(Aufgaben)
[A] Nenne alle Normen, die der Auszug zur asylrechtlichen Berufungszulassung unter „Normen:“ aufführt.
[B] Schreibe aus dem Auszug zur asylrechtlichen Berufungszulassung den Abschnitt ab, der bei „Die Ablehnung eines“ beginnt und bei „7) (redaktioneller Leitsatz)“ endet.

(Auswahl)
%%
Verwaltungsrecht

Erfolgloser Antrag auf Zulassung der Berufung in asylrechtlicher Streitigkeit

Aktenzeichen  9 ZB 17.30528

Datum:
1.10.2019
Rechtsgebiet:
Fundstelle:
BeckRS – 2019, 27388
Gerichtsart:
VGH
Gerichtsort:
München
Rechtsweg:
Verwaltungsgerichtsbarkeit
Normen:
AsylG § 78 Abs. 3 Nr. 1, Nr. 3
VwGO § 138 Nr. 3
GG Art. 103 Abs. 1

 

Leitsatz

Die Ablehnung eines erheblichen Beweisangebots verstößt nur dann gegen den Anspruch auf rechtliches Gehör (§ 138 Nr. 3 VwGO) als prozessuales Grundrecht (Art. 103 Abs. 1 GG), wenn sie im Prozessrecht keine Stütze mehr findet. (Rn. 7) (redaktioneller Leitsatz)
%%
(Quellenauszug)
%%
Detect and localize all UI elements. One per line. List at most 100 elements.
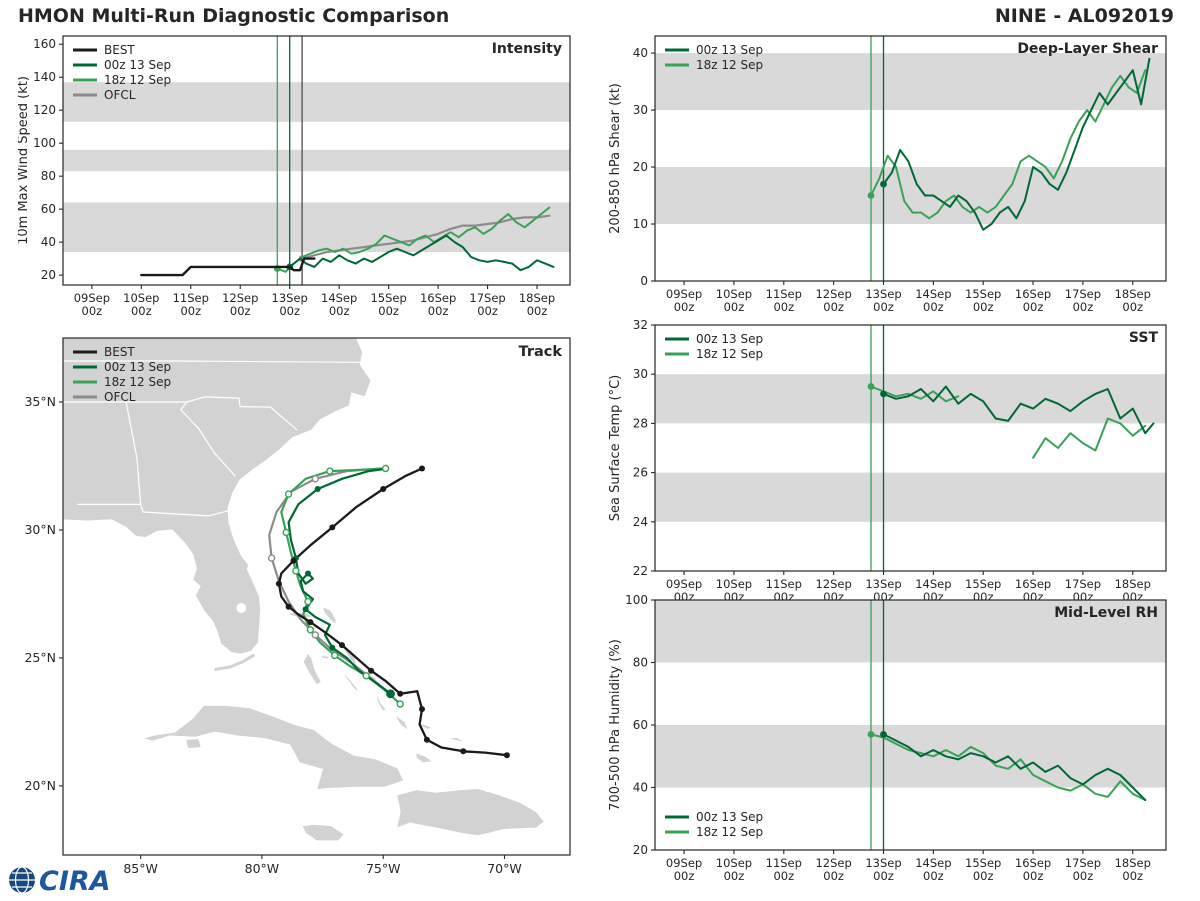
%%
(Ergebnisse)
[A]
- AsylG § 78 Abs. 3 Nr. 1, Nr. 3
- VwGO § 138 Nr. 3
- GG Art. 103 Abs. 1

[B]
Die Ablehnung eines erheblichen Beweisangebots verstößt nur dann gegen den Anspruch auf rechtliches Gehör (§ 138 Nr. 3 VwGO) als prozessuales Grundrecht (Art. 103 Abs. 1 GG), wenn sie im Prozessrecht keine Stütze mehr findet. (Rn. 7) (redaktioneller Leitsatz)